**What you need to do**
Can you give all the records again without altering a single character?

▬▬▬

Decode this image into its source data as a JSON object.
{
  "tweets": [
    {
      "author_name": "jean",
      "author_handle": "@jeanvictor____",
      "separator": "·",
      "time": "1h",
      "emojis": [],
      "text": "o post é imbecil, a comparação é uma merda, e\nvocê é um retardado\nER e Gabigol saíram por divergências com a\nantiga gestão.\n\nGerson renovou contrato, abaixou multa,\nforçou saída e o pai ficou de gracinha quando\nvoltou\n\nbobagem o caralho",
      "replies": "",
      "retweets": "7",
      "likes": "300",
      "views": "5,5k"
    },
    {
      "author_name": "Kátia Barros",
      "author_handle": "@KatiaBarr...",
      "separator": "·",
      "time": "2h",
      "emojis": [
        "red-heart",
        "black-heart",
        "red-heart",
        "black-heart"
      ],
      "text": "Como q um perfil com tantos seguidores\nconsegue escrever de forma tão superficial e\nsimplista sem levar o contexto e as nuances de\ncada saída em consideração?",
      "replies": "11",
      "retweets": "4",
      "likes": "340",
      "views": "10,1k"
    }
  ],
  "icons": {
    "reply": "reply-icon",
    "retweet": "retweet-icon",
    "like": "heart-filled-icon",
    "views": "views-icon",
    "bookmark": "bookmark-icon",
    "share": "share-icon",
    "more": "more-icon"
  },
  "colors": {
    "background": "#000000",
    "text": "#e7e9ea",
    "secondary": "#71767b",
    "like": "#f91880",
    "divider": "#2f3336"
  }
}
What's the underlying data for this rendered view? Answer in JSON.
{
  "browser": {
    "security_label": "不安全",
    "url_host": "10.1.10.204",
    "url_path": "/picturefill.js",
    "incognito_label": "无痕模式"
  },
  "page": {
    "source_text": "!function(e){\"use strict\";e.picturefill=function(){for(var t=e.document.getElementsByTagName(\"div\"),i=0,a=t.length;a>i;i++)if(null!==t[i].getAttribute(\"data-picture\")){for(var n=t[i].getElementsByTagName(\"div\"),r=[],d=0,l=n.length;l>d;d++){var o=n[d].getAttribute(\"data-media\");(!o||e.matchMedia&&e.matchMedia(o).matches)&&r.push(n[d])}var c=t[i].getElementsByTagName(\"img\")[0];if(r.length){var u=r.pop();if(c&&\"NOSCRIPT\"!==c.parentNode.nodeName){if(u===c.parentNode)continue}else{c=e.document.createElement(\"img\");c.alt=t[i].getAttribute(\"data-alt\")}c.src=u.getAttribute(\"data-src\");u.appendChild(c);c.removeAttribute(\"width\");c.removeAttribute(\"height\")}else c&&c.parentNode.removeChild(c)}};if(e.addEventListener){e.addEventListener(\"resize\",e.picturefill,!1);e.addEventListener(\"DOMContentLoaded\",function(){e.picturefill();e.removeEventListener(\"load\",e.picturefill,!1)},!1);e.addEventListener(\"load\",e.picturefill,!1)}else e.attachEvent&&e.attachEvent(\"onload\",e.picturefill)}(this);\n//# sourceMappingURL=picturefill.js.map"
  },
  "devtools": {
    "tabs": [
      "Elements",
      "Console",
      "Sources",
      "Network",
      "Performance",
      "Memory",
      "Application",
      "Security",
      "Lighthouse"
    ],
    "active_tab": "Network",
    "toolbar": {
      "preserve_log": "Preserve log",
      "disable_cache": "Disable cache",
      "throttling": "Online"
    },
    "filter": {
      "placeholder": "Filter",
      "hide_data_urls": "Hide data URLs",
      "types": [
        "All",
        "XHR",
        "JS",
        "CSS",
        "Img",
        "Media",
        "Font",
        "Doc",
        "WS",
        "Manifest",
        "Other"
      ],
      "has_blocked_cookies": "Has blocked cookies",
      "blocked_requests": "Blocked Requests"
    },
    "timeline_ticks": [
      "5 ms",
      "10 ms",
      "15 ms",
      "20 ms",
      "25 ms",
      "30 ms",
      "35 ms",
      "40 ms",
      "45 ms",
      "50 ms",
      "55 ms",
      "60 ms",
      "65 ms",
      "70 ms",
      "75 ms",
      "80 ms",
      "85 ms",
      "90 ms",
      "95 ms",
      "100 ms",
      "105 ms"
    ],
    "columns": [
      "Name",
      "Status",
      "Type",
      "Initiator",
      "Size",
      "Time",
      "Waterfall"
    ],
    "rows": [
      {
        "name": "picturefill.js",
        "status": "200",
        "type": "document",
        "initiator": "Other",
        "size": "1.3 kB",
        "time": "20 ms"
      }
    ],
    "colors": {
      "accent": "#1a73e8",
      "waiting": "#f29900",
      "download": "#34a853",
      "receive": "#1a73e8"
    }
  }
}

▬▬▬

**Written answer**
Decode this image into its source data as a JSON object.
{
  "tweets": [
    {
      "author_name": "jean",
      "author_handle": "@jeanvictor____",
      "separator": "·",
      "time": "1h",
      "emojis": [],
      "text": "o post é imbecil, a comparação é uma merda, e\nvocê é um retardado\nER e Gabigol saíram por divergências com a\nantiga gestão.\n\nGerson renovou contrato, abaixou multa,\nforçou saída e o pai ficou de gracinha quando\nvoltou\n\nbobagem o caralho",
      "replies": "",
      "retweets": "7",
      "likes": "300",
      "views": "5,5k"
    },
    {
      "author_name": "Kátia Barros",
      "author_handle": "@KatiaBarr...",
      "separator": "·",
      "time": "2h",
      "emojis": [
        "red-heart",
        "black-heart",
        "red-heart",
        "black-heart"
      ],
      "text": "Como q um perfil com tantos seguidores\nconsegue escrever de forma tão superficial e\nsimplista sem levar o contexto e as nuances de\ncada saída em consideração?",
      "replies": "11",
      "retweets": "4",
      "likes": "340",
      "views": "10,1k"
    }
  ],
  "icons": {
    "reply": "reply-icon",
    "retweet": "retweet-icon",
    "like": "heart-filled-icon",
    "views": "views-icon",
    "bookmark": "bookmark-icon",
    "share": "share-icon",
    "more": "more-icon"
  },
  "colors": {
    "background": "#000000",
    "text": "#e7e9ea",
    "secondary": "#71767b",
    "like": "#f91880",
    "divider": "#2f3336"
  }
}
What's the underlying data for this rendered view? Answer in JSON.
{
  "browser": {
    "security_label": "不安全",
    "url_host": "10.1.10.204",
    "url_path": "/picturefill.js",
    "incognito_label": "无痕模式"
  },
  "page": {
    "source_text": "!function(e){\"use strict\";e.picturefill=function(){for(var t=e.document.getElementsByTagName(\"div\"),i=0,a=t.length;a>i;i++)if(null!==t[i].getAttribute(\"data-picture\")){for(var n=t[i].getElementsByTagName(\"div\"),r=[],d=0,l=n.length;l>d;d++){var o=n[d].getAttribute(\"data-media\");(!o||e.matchMedia&&e.matchMedia(o).matches)&&r.push(n[d])}var c=t[i].getElementsByTagName(\"img\")[0];if(r.length){var u=r.pop();if(c&&\"NOSCRIPT\"!==c.parentNode.nodeName){if(u===c.parentNode)continue}else{c=e.document.createElement(\"img\");c.alt=t[i].getAttribute(\"data-alt\")}c.src=u.getAttribute(\"data-src\");u.appendChild(c);c.removeAttribute(\"width\");c.removeAttribute(\"height\")}else c&&c.parentNode.removeChild(c)}};if(e.addEventListener){e.addEventListener(\"resize\",e.picturefill,!1);e.addEventListener(\"DOMContentLoaded\",function(){e.picturefill();e.removeEventListener(\"load\",e.picturefill,!1)},!1);e.addEventListener(\"load\",e.picturefill,!1)}else e.attachEvent&&e.attachEvent(\"onload\",e.picturefill)}(this);\n//# sourceMappingURL=picturefill.js.map"
  },
  "devtools": {
    "tabs": [
      "Elements",
      "Console",
      "Sources",
      "Network",
      "Performance",
      "Memory",
      "Application",
      "Security",
      "Lighthouse"
    ],
    "active_tab": "Network",
    "toolbar": {
      "preserve_log": "Preserve log",
      "disable_cache": "Disable cache",
      "throttling": "Online"
    },
    "filter": {
      "placeholder": "Filter",
      "hide_data_urls": "Hide data URLs",
      "types": [
        "All",
        "XHR",
        "JS",
        "CSS",
        "Img",
        "Media",
        "Font",
        "Doc",
        "WS",
        "Manifest",
        "Other"
      ],
      "has_blocked_cookies": "Has blocked cookies",
      "blocked_requests": "Blocked Requests"
    },
    "timeline_ticks": [
      "5 ms",
      "10 ms",
      "15 ms",
      "20 ms",
      "25 ms",
      "30 ms",
      "35 ms",
      "40 ms",
      "45 ms",
      "50 ms",
      "55 ms",
      "60 ms",
      "65 ms",
      "70 ms",
      "75 ms",
      "80 ms",
      "85 ms",
      "90 ms",
      "95 ms",
      "100 ms",
      "105 ms"
    ],
    "columns": [
      "Name",
      "Status",
      "Type",
      "Initiator",
      "Size",
      "Time",
      "Waterfall"
    ],
    "rows": [
      {
        "name": "picturefill.js",
        "status": "200",
        "type": "document",
        "initiator": "Other",
        "size": "1.3 kB",
        "time": "20 ms"
      }
    ],
    "colors": {
      "accent": "#1a73e8",
      "waiting": "#f29900",
      "download": "#34a853",
      "receive": "#1a73e8"
    }
  }
}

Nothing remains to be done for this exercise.